### Prompt
Report how many lines in the records below contain the word "structured". Give only the number.

### Data supplied
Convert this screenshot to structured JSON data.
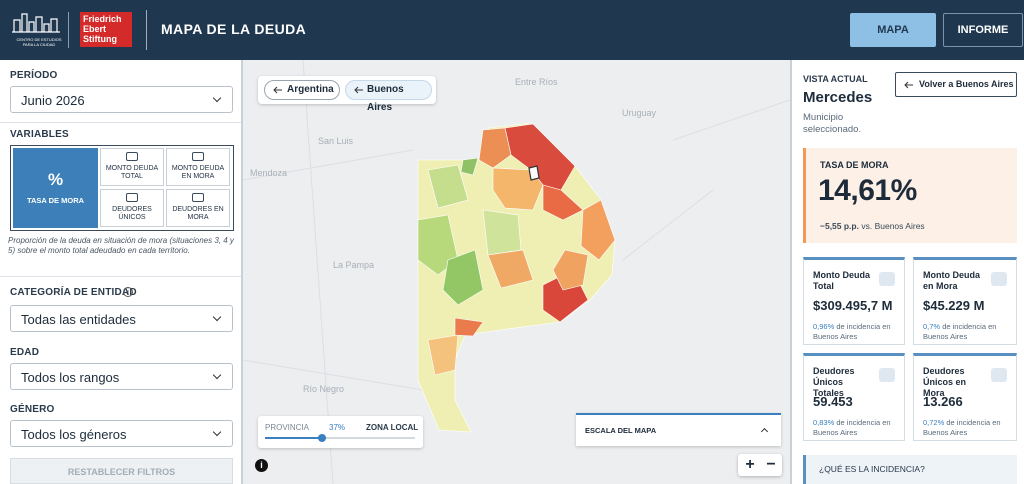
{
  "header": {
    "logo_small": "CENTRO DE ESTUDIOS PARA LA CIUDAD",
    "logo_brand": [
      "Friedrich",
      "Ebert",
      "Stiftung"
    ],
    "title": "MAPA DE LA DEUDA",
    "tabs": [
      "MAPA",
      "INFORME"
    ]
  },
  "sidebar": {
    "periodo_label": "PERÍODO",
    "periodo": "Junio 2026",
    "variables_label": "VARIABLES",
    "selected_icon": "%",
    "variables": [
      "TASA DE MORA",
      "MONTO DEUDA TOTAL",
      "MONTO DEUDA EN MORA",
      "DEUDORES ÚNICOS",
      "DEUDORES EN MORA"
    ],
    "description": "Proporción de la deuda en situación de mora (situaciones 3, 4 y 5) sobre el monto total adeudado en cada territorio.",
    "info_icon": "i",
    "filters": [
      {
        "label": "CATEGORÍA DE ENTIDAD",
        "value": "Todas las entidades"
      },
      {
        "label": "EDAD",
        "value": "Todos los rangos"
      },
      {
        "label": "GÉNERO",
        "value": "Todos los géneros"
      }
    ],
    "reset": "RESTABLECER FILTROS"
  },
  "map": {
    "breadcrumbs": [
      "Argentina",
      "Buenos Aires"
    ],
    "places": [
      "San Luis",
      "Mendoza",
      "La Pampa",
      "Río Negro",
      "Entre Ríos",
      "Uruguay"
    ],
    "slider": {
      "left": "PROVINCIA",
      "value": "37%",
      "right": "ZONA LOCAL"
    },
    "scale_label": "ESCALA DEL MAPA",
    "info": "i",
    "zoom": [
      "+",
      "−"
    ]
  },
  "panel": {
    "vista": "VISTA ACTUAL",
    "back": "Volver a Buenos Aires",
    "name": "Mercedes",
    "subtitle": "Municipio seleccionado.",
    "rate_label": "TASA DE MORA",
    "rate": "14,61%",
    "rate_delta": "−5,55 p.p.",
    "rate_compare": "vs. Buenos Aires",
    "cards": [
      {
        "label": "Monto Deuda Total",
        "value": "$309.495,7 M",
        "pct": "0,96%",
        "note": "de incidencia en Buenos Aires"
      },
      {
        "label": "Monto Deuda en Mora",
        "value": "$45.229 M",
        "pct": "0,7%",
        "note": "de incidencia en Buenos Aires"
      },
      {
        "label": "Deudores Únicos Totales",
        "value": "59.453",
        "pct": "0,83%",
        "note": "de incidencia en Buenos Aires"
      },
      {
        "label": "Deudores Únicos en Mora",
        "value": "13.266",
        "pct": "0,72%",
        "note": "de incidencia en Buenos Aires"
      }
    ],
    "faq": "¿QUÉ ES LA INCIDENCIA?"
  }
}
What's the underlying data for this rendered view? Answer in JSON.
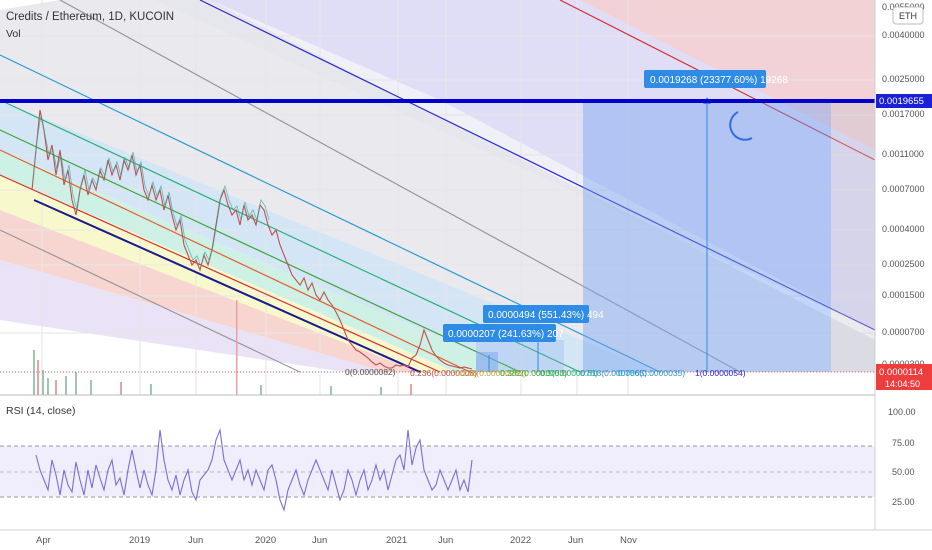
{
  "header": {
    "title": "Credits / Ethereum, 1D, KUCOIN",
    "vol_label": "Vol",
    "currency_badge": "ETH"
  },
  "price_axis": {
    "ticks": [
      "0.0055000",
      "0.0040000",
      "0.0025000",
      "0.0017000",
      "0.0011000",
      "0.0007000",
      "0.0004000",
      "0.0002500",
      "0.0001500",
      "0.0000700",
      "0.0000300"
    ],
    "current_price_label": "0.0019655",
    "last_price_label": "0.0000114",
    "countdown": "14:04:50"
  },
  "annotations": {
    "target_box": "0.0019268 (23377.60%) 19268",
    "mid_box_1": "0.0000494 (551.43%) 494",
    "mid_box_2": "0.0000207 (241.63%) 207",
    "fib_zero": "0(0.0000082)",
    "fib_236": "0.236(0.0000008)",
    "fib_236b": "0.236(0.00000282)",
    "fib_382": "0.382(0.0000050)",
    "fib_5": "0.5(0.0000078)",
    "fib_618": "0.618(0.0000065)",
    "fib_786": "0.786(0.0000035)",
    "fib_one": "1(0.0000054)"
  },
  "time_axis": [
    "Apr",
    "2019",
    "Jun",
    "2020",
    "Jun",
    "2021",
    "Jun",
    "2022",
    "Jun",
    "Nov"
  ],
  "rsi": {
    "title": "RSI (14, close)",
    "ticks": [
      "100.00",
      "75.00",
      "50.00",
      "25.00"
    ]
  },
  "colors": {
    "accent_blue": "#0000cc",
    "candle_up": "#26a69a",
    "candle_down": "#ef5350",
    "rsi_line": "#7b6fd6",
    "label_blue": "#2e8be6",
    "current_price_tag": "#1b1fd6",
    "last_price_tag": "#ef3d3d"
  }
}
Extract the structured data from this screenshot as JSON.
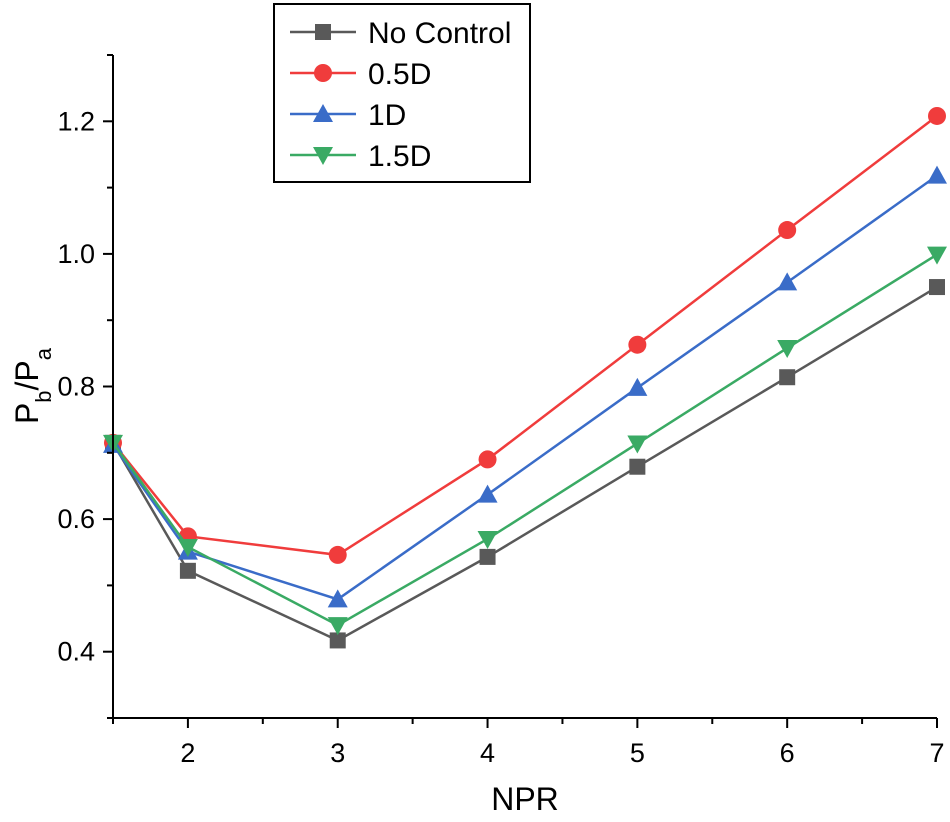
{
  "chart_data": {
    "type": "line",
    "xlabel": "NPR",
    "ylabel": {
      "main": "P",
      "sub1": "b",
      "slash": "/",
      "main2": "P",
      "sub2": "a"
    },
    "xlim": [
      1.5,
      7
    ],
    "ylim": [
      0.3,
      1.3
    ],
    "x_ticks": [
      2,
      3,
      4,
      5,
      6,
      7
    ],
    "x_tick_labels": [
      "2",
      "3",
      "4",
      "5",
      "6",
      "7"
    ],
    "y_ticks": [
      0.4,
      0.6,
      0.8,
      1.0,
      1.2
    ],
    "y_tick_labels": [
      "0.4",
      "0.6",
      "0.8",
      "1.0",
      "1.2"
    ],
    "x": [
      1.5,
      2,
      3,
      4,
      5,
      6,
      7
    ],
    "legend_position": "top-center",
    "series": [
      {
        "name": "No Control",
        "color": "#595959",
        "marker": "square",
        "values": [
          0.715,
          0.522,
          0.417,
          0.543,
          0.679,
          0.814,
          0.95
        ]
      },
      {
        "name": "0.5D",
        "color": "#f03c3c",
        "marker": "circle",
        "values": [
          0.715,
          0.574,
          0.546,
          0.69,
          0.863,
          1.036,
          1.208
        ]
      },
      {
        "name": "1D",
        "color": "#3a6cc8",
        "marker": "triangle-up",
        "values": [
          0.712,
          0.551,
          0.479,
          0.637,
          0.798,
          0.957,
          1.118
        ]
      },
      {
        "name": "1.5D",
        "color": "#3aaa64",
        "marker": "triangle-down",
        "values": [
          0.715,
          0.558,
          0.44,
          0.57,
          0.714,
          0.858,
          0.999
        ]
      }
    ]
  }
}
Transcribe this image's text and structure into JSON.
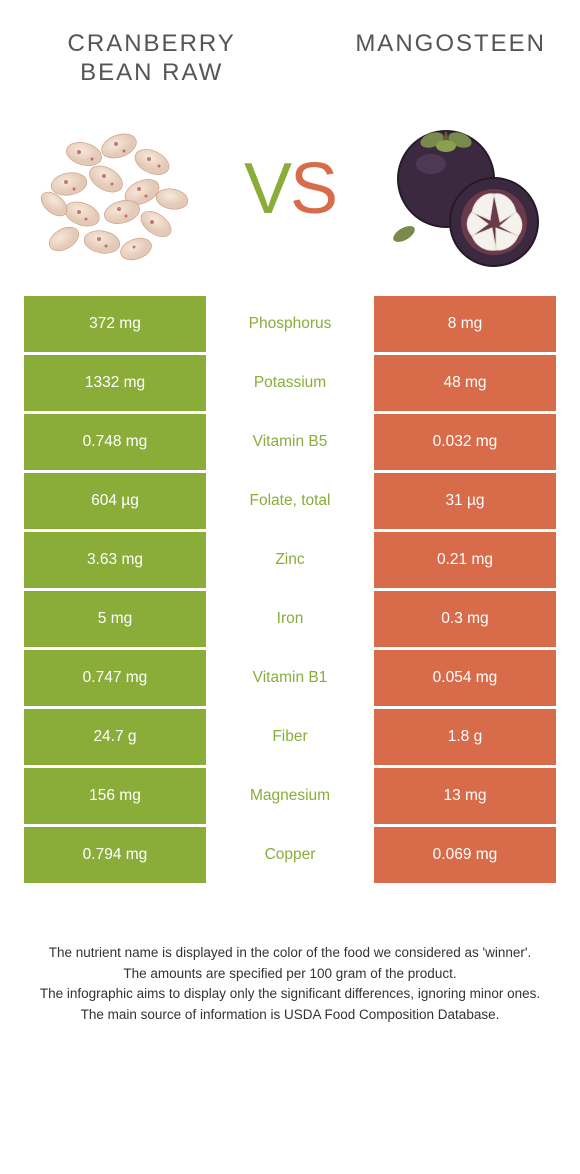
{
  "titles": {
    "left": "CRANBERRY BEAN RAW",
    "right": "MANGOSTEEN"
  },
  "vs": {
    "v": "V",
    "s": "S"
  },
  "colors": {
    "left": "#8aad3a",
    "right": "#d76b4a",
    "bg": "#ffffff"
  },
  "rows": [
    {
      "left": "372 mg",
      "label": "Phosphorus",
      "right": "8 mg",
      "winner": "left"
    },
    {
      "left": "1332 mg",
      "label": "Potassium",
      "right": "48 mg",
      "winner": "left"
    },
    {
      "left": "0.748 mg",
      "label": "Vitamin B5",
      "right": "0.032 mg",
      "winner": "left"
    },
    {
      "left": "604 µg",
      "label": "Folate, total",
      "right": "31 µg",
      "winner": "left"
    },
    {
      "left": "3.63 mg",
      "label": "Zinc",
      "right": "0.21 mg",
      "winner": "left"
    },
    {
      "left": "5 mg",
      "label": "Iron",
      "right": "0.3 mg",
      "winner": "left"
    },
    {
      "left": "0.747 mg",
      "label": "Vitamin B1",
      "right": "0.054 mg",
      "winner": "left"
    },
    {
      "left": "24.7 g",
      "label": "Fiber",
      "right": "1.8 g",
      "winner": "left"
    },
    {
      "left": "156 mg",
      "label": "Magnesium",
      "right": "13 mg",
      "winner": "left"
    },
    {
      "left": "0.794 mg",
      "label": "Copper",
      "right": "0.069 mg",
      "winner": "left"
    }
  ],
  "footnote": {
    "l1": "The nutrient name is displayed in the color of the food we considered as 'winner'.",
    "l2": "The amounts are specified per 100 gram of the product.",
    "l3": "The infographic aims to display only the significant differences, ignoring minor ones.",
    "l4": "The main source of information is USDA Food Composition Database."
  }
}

### Output of the task
2